GIVEN EXERCISE —
Output the data below in full, character for character.

<<<<

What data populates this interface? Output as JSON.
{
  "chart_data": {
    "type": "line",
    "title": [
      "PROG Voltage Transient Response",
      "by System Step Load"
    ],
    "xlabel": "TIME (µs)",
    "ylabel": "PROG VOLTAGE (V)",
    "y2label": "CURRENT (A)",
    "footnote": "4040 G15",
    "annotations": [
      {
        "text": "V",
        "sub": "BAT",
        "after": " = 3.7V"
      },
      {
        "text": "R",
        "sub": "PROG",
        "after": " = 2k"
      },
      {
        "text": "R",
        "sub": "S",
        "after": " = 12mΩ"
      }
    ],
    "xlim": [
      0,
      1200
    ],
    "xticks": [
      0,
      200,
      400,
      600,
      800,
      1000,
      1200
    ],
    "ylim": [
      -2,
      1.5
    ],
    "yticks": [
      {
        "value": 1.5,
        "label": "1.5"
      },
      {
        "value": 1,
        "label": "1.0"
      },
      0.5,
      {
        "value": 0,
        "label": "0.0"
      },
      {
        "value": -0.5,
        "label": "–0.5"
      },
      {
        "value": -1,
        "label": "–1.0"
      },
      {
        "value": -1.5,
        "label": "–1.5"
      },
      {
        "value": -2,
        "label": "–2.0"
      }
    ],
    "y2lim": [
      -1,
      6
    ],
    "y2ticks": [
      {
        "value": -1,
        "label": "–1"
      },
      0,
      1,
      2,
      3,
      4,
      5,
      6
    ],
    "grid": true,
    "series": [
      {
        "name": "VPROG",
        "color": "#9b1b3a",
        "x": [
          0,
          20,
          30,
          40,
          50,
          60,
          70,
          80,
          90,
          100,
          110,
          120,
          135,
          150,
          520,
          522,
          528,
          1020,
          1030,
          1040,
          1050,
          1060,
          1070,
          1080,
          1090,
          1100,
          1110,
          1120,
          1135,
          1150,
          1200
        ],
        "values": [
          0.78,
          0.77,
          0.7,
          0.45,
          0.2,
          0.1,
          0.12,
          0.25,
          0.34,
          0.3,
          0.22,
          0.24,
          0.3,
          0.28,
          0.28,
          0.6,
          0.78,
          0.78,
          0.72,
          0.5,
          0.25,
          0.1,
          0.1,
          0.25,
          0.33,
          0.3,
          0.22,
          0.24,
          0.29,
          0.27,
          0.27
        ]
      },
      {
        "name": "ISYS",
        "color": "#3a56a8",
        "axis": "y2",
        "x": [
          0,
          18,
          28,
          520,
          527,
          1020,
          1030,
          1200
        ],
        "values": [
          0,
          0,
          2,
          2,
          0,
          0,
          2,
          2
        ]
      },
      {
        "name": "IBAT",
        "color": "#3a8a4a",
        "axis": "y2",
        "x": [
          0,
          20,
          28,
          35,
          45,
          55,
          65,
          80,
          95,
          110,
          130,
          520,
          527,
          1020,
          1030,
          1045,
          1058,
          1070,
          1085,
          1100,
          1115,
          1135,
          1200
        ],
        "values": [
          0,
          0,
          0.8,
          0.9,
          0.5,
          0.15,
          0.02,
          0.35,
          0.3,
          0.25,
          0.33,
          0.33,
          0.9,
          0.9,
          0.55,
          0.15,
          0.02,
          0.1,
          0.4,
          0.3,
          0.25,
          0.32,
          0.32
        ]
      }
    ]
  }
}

>>>>

IN RESPONSE —
What data populates this interface? Output as JSON.
{
  "chart_data": {
    "type": "line",
    "title": [
      "PROG Voltage Transient Response",
      "by System Step Load"
    ],
    "xlabel": "TIME (µs)",
    "ylabel": "PROG VOLTAGE (V)",
    "y2label": "CURRENT (A)",
    "footnote": "4040 G15",
    "annotations": [
      {
        "text": "V",
        "sub": "BAT",
        "after": " = 3.7V"
      },
      {
        "text": "R",
        "sub": "PROG",
        "after": " = 2k"
      },
      {
        "text": "R",
        "sub": "S",
        "after": " = 12mΩ"
      }
    ],
    "xlim": [
      0,
      1200
    ],
    "xticks": [
      0,
      200,
      400,
      600,
      800,
      1000,
      1200
    ],
    "ylim": [
      -2,
      1.5
    ],
    "yticks": [
      {
        "value": 1.5,
        "label": "1.5"
      },
      {
        "value": 1,
        "label": "1.0"
      },
      0.5,
      {
        "value": 0,
        "label": "0.0"
      },
      {
        "value": -0.5,
        "label": "–0.5"
      },
      {
        "value": -1,
        "label": "–1.0"
      },
      {
        "value": -1.5,
        "label": "–1.5"
      },
      {
        "value": -2,
        "label": "–2.0"
      }
    ],
    "y2lim": [
      -1,
      6
    ],
    "y2ticks": [
      {
        "value": -1,
        "label": "–1"
      },
      0,
      1,
      2,
      3,
      4,
      5,
      6
    ],
    "grid": true,
    "series": [
      {
        "name": "VPROG",
        "color": "#9b1b3a",
        "x": [
          0,
          20,
          30,
          40,
          50,
          60,
          70,
          80,
          90,
          100,
          110,
          120,
          135,
          150,
          520,
          522,
          528,
          1020,
          1030,
          1040,
          1050,
          1060,
          1070,
          1080,
          1090,
          1100,
          1110,
          1120,
          1135,
          1150,
          1200
        ],
        "values": [
          0.78,
          0.77,
          0.7,
          0.45,
          0.2,
          0.1,
          0.12,
          0.25,
          0.34,
          0.3,
          0.22,
          0.24,
          0.3,
          0.28,
          0.28,
          0.6,
          0.78,
          0.78,
          0.72,
          0.5,
          0.25,
          0.1,
          0.1,
          0.25,
          0.33,
          0.3,
          0.22,
          0.24,
          0.29,
          0.27,
          0.27
        ]
      },
      {
        "name": "ISYS",
        "color": "#3a56a8",
        "axis": "y2",
        "x": [
          0,
          18,
          28,
          520,
          527,
          1020,
          1030,
          1200
        ],
        "values": [
          0,
          0,
          2,
          2,
          0,
          0,
          2,
          2
        ]
      },
      {
        "name": "IBAT",
        "color": "#3a8a4a",
        "axis": "y2",
        "x": [
          0,
          20,
          28,
          35,
          45,
          55,
          65,
          80,
          95,
          110,
          130,
          520,
          527,
          1020,
          1030,
          1045,
          1058,
          1070,
          1085,
          1100,
          1115,
          1135,
          1200
        ],
        "values": [
          0,
          0,
          0.8,
          0.9,
          0.5,
          0.15,
          0.02,
          0.35,
          0.3,
          0.25,
          0.33,
          0.33,
          0.9,
          0.9,
          0.55,
          0.15,
          0.02,
          0.1,
          0.4,
          0.3,
          0.25,
          0.32,
          0.32
        ]
      }
    ]
  }
}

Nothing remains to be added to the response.